Retype the passage from the homily excerpts below, starting at "Praise and thanksgiving to God, particularly" and ending at "gentium, n. 68).".

>> begin Passage given

Here are excerpts from the homily given by Pope John Paul II. on Nov. 1, 2000, the solemnity of All Saints, and 50th anniversary of the definition by Pope Pius XII of the dogma of the Assumption of Mary into Heaven:
Praise and thanksgiving to God for having raised up in the Church a great multitude of saints, whom no one could count (cf. Rv 7: 9). A great multitude: not only the saints and blesseds we honour during the liturgical year, but also the anonymous saints known only to him. Mothers and fathers of families, who in their daily devotion to their children made an effective contribution to the Church's growth and to the building of society; priests, sisters and lay people who, like candles lit before the altar of the Lord, were consumed in offering material and spiritual aid to their neighbour in need; men and women missionaries, who left everything to bring the Gospel message to every part of the world. And the list could go on.
Praise and thanksgiving to God, particularly for the holiest of creatures, Mary, beloved of the Father, blessed because of Jesus, the fruit of her womb, sanctified and made a new creation by the Holy Spirit. A model of holiness for having put her own life at the disposal of the Most High, she "shines forth on earth as a sign of certain hope and comfort to the pilgrim People of God" (Lumen gentium, n. 68).
Today is exactly the 50th anniversary of the solemn act by which my revered predecessor Pope Pius XII, in this very square, defined the dogma of Mary's Assumption body and soul into heaven. We praise the Lord for having glorified his Mother by associating her with his victory over sin and death.

>> end Passage given
>> begin Extracted data

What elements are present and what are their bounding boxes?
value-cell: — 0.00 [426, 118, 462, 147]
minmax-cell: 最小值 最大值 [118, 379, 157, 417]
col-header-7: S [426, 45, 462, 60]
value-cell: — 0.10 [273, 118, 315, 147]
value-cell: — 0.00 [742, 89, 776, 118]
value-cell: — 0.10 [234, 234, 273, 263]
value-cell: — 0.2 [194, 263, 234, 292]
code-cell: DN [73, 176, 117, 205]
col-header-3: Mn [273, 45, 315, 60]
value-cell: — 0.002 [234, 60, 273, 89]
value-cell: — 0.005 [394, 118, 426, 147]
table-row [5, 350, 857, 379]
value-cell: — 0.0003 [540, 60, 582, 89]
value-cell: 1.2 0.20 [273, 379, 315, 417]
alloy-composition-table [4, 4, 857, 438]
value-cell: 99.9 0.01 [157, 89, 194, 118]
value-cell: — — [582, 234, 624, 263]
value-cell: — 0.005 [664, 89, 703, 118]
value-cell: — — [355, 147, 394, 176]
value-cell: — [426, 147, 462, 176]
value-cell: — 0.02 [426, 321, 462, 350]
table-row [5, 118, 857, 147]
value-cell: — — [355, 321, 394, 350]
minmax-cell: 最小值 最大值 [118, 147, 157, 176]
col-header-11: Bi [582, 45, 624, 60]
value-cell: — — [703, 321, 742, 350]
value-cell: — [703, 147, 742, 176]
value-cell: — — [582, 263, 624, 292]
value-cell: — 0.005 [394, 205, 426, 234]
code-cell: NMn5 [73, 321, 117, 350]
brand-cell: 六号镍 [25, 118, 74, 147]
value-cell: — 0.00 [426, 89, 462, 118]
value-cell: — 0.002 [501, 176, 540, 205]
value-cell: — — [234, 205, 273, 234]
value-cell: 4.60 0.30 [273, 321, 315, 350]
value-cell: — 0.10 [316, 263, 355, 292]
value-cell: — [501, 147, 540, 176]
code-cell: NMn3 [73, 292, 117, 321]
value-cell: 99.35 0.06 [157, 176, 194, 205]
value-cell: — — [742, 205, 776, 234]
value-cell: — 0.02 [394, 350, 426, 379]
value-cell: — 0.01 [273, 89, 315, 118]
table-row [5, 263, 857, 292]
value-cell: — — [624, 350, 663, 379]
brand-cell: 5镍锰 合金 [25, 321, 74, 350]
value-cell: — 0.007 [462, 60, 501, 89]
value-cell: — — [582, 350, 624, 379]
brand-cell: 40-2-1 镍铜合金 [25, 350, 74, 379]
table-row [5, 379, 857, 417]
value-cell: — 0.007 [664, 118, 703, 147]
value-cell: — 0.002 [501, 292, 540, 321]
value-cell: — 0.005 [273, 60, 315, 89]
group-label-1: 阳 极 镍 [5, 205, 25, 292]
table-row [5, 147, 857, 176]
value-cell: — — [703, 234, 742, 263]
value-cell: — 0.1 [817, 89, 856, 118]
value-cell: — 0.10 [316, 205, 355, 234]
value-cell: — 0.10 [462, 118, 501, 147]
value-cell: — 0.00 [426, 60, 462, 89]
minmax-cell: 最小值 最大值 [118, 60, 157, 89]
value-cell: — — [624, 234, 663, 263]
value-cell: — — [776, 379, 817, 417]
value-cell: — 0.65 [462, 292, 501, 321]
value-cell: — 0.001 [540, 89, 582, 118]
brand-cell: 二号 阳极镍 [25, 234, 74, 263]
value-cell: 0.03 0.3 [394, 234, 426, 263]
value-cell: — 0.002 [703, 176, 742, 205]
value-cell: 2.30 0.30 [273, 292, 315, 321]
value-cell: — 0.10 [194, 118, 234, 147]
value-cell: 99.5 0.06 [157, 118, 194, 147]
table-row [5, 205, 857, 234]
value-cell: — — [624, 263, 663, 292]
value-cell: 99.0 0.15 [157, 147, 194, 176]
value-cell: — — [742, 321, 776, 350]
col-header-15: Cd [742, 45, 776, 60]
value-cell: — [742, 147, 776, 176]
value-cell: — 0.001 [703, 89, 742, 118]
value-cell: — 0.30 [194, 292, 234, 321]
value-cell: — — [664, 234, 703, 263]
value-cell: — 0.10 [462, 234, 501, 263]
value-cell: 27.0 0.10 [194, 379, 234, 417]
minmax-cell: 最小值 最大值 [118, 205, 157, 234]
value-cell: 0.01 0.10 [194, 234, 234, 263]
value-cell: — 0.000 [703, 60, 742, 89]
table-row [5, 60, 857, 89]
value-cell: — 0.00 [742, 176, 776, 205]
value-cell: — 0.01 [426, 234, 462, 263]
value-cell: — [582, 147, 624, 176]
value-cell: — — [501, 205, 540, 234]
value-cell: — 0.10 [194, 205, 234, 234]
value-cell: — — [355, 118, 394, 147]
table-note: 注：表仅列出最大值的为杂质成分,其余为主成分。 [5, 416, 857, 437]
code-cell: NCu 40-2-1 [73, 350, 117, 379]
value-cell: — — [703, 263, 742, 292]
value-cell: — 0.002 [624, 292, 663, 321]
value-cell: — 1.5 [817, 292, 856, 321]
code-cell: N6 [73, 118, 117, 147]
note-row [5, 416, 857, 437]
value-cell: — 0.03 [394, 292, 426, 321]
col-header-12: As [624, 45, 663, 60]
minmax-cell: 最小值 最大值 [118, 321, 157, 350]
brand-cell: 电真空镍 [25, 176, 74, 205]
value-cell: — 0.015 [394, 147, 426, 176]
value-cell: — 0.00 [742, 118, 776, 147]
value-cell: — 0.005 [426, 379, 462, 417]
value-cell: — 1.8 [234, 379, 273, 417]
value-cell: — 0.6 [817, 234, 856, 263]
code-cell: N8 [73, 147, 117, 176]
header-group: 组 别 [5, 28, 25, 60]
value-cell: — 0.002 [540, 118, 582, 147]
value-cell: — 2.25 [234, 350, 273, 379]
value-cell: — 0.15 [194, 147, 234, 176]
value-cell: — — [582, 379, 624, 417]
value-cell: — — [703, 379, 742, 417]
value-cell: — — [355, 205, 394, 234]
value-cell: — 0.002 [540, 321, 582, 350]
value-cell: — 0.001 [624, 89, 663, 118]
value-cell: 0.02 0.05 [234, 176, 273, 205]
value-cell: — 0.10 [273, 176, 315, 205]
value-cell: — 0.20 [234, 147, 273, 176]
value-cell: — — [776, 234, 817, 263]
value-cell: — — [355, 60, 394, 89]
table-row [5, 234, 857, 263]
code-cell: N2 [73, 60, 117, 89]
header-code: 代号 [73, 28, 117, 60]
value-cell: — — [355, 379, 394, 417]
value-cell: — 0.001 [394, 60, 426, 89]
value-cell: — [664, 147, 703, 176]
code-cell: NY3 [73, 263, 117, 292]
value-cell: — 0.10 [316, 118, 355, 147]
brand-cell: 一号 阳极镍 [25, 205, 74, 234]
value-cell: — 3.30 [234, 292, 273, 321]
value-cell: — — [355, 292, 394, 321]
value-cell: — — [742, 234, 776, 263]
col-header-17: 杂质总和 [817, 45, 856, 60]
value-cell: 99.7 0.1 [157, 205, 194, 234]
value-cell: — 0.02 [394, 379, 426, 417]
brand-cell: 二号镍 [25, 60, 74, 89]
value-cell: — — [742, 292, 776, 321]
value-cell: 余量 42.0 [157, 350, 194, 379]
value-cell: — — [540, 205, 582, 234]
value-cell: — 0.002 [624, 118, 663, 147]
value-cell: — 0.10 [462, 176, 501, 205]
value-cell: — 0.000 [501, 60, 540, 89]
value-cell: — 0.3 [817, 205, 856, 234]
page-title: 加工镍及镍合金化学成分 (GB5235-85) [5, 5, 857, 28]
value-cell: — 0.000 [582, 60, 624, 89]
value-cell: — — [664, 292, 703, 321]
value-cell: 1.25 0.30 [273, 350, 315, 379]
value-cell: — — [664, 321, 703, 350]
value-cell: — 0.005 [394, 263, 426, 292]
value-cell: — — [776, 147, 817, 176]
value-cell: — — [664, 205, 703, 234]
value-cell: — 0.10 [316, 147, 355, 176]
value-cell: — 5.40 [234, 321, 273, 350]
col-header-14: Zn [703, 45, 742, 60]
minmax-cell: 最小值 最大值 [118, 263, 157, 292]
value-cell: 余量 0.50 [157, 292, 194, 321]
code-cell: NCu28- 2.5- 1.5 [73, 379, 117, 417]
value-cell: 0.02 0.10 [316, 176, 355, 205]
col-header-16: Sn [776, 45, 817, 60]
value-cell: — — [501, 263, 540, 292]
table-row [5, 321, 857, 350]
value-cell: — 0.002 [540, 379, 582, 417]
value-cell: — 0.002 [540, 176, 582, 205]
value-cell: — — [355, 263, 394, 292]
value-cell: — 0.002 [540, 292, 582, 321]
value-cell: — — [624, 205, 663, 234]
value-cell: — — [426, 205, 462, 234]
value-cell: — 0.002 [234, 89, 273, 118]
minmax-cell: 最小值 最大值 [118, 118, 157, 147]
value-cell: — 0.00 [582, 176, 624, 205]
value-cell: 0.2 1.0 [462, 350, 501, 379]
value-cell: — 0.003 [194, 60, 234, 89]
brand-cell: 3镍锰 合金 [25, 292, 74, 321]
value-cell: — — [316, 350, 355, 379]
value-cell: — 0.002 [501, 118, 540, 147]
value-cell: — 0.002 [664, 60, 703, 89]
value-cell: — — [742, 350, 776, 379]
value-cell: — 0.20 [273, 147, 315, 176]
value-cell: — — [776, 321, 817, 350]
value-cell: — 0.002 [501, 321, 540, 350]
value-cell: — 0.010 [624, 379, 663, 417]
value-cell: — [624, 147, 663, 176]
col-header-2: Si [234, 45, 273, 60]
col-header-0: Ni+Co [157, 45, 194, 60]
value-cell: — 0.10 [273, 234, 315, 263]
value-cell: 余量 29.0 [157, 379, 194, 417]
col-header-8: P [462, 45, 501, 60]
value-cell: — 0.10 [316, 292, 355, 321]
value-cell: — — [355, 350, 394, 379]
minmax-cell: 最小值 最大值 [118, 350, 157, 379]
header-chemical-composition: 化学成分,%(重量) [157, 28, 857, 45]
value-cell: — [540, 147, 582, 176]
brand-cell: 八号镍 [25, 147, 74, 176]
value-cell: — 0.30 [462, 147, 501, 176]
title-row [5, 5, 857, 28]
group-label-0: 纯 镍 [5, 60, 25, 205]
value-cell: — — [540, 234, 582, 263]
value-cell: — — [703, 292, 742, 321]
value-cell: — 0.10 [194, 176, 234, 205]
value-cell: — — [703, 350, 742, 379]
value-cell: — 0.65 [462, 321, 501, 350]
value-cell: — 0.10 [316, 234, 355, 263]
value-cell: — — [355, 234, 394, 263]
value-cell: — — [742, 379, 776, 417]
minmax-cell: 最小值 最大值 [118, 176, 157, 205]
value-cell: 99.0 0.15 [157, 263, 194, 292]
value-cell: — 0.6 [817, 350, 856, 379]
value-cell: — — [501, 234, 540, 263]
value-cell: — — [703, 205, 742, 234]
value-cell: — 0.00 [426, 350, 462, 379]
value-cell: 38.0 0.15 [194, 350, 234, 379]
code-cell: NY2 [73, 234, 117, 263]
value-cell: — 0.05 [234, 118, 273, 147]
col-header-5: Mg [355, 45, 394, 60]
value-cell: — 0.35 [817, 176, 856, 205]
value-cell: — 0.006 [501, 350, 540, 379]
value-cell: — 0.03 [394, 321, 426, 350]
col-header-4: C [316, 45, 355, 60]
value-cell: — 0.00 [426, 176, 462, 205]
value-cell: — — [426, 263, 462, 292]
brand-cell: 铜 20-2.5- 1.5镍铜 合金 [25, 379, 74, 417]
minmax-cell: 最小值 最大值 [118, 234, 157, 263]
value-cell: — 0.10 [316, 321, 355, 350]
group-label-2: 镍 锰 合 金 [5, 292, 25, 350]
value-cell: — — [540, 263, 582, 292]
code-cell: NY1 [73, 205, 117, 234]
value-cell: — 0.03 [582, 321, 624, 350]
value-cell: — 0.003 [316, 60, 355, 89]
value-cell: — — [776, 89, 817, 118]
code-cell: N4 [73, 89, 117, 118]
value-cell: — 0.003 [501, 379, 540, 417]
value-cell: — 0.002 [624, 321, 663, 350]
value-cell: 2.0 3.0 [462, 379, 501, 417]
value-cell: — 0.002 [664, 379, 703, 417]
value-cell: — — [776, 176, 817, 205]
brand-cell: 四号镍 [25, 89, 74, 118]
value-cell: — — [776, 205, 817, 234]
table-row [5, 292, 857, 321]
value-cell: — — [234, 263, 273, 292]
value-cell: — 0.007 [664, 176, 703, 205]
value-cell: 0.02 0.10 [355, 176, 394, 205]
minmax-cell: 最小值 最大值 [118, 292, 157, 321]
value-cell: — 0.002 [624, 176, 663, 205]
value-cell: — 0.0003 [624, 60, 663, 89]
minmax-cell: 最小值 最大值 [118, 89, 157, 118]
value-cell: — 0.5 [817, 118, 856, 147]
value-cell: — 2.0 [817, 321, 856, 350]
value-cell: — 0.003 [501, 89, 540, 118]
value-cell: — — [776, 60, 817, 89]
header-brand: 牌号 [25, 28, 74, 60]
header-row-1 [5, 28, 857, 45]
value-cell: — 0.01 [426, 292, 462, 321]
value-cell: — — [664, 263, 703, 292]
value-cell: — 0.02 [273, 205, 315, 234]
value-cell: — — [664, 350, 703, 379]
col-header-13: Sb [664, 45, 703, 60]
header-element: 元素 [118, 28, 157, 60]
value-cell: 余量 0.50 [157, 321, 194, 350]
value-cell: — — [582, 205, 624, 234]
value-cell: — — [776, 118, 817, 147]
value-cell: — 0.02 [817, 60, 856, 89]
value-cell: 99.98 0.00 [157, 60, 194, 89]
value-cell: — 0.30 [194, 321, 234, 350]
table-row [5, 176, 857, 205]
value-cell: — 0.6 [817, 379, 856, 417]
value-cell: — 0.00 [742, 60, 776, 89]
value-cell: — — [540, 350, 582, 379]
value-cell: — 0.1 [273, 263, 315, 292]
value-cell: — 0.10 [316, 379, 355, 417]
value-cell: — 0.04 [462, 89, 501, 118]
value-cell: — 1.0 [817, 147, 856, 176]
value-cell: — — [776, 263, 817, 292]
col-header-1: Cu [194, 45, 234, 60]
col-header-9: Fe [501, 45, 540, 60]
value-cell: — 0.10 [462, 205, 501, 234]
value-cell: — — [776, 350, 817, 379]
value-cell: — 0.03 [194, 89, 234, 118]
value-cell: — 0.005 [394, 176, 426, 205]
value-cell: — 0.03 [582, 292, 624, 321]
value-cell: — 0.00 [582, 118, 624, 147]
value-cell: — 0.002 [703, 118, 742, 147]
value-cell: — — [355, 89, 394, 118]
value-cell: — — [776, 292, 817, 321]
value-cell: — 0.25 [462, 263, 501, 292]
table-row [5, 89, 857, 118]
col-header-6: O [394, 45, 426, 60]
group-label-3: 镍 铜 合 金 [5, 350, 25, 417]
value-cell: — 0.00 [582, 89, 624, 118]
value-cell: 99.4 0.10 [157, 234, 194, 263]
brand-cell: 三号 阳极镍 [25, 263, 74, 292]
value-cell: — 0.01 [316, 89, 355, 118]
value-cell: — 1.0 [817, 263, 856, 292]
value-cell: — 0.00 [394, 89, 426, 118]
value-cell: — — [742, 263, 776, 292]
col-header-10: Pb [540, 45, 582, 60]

>> end Extracted data

Result of the task »
Praise and thanksgiving to God, particularly for the holiest of creatures, Mary, beloved of the Father, blessed because of Jesus, the fruit of her womb, sanctified and made a new creation by the Holy Spirit. A model of holiness for having put her own life at the disposal of the Most High, she "shines forth on earth as a sign of certain hope and comfort to the pilgrim People of God" (Lumen gentium, n. 68).